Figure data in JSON
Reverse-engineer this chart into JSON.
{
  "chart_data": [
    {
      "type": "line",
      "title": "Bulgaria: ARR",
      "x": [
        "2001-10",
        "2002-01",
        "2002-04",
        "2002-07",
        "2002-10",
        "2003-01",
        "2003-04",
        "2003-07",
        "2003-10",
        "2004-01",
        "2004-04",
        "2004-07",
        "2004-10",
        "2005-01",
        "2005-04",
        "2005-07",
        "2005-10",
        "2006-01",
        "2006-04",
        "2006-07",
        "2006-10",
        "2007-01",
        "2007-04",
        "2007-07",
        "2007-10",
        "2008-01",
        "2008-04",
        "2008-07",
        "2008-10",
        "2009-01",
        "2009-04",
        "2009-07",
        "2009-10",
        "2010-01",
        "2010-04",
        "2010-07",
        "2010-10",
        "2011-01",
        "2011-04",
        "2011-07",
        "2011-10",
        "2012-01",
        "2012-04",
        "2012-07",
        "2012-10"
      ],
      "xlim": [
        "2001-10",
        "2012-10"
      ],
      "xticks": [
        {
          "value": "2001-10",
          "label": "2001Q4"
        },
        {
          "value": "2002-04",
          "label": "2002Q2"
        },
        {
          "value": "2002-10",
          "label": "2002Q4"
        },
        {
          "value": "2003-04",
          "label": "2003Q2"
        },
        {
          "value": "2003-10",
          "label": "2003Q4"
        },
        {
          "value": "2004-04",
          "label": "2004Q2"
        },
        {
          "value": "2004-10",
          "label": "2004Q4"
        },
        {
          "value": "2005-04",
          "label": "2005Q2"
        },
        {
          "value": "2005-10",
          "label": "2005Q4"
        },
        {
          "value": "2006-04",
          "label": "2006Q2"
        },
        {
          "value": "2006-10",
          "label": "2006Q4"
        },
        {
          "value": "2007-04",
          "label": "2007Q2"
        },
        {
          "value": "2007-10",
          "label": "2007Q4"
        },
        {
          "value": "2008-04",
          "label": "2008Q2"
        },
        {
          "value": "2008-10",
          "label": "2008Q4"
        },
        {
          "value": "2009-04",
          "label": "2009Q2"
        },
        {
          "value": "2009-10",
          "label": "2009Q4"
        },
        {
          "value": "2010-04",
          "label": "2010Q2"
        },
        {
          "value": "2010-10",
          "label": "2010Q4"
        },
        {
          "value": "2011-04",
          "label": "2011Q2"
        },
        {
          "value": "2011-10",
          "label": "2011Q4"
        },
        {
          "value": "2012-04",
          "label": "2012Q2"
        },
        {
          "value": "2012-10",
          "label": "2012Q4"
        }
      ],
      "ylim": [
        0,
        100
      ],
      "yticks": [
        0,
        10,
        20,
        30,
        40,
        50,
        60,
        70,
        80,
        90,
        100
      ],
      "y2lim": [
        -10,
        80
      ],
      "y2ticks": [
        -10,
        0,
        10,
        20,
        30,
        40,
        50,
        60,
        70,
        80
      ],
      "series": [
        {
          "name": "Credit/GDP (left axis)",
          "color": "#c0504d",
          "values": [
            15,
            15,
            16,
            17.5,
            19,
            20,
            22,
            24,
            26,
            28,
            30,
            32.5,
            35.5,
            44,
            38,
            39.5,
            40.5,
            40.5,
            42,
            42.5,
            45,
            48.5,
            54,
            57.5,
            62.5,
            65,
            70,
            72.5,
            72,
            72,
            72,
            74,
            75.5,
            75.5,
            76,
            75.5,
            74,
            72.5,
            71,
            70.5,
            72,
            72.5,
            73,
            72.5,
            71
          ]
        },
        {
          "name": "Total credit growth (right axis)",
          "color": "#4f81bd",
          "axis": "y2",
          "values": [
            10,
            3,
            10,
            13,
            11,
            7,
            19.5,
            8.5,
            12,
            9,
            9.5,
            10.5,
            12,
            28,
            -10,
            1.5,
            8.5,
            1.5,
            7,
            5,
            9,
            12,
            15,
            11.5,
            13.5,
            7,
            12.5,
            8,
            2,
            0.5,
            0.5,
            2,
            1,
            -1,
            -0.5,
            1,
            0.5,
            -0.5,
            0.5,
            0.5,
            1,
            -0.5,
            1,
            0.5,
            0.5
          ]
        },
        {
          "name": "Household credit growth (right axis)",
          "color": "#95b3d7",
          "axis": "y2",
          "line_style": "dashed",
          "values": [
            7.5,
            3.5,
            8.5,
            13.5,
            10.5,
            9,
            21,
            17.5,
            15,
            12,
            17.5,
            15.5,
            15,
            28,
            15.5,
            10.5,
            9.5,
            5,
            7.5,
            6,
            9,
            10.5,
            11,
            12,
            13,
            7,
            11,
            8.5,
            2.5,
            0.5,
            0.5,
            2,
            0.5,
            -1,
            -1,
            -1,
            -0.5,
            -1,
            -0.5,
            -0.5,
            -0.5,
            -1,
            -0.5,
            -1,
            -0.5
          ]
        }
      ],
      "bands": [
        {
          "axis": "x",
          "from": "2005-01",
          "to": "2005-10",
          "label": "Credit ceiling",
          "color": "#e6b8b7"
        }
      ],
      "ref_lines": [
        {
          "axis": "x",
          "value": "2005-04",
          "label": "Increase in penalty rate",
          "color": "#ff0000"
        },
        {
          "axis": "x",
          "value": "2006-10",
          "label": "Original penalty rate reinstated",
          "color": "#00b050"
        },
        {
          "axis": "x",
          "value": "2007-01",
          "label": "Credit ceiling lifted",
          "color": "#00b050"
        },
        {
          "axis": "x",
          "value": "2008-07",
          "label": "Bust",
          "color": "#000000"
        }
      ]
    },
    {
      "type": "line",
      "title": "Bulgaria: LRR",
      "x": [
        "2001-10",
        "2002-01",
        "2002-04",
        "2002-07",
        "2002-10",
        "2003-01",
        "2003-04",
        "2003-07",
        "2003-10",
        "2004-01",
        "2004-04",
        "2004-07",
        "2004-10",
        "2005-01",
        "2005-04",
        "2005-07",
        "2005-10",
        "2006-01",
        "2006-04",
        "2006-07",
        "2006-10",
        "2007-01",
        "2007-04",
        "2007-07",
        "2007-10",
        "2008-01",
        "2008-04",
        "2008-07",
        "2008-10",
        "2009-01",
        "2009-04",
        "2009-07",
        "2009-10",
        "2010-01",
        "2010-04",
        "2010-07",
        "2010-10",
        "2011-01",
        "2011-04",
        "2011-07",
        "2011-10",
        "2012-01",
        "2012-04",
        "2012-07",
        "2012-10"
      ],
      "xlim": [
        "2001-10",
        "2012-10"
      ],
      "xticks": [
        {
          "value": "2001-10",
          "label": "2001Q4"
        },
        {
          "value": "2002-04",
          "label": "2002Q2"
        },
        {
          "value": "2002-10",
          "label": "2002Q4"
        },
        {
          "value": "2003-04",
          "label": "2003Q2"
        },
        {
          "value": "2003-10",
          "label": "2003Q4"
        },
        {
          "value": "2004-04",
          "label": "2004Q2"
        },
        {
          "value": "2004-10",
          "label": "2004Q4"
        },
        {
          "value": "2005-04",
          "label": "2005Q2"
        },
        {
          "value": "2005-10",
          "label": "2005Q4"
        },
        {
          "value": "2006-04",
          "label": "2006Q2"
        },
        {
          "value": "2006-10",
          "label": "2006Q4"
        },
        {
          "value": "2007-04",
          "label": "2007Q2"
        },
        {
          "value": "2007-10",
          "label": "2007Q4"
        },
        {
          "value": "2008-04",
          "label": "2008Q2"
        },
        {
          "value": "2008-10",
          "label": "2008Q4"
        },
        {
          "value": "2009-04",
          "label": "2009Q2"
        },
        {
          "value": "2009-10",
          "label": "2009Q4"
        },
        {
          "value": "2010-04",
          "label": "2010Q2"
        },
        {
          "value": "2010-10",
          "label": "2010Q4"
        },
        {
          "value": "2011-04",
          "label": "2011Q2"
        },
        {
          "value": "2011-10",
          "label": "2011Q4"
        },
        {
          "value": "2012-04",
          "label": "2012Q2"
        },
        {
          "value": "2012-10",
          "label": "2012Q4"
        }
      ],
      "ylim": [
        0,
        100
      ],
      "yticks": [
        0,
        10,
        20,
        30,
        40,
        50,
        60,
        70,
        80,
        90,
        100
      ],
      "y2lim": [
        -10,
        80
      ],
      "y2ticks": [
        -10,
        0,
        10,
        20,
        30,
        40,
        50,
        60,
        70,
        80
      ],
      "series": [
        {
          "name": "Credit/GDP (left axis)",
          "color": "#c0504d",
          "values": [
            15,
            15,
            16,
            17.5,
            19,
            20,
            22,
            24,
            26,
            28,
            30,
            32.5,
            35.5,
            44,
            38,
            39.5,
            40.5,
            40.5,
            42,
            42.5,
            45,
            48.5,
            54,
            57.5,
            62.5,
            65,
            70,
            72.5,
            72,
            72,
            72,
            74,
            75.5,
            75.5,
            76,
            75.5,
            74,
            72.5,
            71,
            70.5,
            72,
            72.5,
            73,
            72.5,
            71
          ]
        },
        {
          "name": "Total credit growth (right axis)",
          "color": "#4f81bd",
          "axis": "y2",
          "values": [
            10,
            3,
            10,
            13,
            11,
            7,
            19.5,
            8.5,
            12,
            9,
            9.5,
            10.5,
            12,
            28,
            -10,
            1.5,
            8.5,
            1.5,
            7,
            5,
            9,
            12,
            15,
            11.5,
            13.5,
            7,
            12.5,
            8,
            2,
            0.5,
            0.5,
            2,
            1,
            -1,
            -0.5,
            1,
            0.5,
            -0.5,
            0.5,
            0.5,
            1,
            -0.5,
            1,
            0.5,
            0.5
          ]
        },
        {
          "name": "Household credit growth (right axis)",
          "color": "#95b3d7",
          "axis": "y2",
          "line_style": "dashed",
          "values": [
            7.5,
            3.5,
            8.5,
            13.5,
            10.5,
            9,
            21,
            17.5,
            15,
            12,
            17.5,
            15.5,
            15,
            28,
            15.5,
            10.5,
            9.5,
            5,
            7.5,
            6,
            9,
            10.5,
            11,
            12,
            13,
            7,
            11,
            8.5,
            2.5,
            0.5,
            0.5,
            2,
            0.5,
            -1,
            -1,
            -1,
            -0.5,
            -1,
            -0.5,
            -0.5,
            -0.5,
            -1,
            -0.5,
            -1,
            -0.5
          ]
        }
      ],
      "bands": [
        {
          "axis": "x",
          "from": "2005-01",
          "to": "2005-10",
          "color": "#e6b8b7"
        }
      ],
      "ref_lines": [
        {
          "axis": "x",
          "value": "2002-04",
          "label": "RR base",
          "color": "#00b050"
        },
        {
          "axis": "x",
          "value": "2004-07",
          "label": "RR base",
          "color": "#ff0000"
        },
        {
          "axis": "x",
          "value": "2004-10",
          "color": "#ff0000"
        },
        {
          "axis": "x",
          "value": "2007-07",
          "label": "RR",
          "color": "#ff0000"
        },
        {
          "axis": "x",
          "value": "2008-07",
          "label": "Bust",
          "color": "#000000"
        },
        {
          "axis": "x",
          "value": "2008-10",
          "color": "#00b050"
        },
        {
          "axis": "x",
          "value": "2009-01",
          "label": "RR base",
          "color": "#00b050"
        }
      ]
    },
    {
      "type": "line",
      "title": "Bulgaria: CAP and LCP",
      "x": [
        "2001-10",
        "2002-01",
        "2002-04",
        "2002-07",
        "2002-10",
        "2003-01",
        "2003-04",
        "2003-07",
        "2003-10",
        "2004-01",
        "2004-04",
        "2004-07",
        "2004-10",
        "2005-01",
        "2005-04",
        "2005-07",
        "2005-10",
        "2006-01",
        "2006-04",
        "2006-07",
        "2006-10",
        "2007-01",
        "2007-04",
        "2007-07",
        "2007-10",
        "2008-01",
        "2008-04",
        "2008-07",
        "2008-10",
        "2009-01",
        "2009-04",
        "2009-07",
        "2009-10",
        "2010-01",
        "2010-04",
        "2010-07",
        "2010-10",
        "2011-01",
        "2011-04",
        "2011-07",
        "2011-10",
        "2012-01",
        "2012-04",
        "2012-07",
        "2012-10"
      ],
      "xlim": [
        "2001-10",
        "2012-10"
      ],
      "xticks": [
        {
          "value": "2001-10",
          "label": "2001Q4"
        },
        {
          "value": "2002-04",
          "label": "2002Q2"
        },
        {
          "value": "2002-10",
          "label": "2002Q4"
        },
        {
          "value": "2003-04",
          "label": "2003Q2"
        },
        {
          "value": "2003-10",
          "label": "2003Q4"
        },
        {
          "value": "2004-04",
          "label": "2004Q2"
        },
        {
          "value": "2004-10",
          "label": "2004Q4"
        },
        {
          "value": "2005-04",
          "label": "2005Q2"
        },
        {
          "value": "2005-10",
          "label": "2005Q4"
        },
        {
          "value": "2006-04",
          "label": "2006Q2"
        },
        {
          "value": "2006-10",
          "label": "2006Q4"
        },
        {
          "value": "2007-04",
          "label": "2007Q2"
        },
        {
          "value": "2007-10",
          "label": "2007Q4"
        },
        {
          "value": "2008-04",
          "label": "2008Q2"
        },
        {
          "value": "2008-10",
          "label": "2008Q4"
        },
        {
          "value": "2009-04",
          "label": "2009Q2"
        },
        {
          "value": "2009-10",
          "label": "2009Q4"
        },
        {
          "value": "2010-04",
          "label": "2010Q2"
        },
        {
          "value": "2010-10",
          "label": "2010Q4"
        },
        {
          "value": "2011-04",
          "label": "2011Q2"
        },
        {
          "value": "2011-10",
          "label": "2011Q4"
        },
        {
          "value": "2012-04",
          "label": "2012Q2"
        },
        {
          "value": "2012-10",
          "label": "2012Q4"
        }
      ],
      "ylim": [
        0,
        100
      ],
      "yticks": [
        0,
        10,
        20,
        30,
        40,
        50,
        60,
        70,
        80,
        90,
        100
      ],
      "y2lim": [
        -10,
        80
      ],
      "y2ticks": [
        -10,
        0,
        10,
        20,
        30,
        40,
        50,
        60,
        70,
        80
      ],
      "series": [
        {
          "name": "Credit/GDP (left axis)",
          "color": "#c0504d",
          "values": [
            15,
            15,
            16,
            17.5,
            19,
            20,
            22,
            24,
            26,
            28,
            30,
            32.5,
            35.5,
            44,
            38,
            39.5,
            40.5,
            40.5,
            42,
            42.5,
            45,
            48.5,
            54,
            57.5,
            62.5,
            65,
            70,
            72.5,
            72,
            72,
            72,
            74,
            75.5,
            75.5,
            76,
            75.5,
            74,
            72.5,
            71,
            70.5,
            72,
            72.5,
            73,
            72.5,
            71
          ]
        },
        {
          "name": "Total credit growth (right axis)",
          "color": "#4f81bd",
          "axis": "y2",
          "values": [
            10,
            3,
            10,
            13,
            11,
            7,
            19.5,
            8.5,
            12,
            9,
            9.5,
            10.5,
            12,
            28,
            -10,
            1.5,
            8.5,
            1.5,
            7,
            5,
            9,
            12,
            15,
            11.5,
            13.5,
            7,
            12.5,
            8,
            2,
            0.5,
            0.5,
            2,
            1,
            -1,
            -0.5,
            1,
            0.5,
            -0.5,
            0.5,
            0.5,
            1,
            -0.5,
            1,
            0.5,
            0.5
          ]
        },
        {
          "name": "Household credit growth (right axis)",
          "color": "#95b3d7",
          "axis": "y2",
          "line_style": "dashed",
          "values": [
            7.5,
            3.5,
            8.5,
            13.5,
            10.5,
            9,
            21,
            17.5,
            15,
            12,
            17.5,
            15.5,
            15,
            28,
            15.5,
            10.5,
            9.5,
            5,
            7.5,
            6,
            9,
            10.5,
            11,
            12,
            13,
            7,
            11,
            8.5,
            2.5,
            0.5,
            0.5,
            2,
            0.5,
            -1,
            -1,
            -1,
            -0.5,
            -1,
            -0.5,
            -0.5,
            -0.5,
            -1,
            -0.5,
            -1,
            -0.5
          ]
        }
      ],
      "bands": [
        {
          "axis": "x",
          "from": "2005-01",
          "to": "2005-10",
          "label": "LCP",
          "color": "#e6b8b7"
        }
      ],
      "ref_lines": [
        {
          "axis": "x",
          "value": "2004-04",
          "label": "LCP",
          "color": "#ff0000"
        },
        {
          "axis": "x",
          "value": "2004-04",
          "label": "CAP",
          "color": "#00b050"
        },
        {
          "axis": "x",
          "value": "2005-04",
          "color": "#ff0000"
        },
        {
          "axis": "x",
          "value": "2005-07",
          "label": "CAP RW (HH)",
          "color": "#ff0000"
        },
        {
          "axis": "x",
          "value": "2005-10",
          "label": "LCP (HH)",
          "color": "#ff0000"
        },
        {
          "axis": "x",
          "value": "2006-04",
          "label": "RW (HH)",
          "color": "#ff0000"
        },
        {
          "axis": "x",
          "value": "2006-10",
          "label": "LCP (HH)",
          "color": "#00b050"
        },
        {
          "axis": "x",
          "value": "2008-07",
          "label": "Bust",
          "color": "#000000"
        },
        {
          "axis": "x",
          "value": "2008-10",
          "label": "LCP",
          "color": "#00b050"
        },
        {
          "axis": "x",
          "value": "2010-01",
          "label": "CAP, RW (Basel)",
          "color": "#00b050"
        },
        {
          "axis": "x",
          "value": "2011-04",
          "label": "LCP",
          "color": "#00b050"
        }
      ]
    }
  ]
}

- **Exercise requirements**
List the lines of the material in which the word "rate" occurs.

- **Answer in full**
          "label": "Increase in penalty rate",
          "label": "Original penalty rate reinstated",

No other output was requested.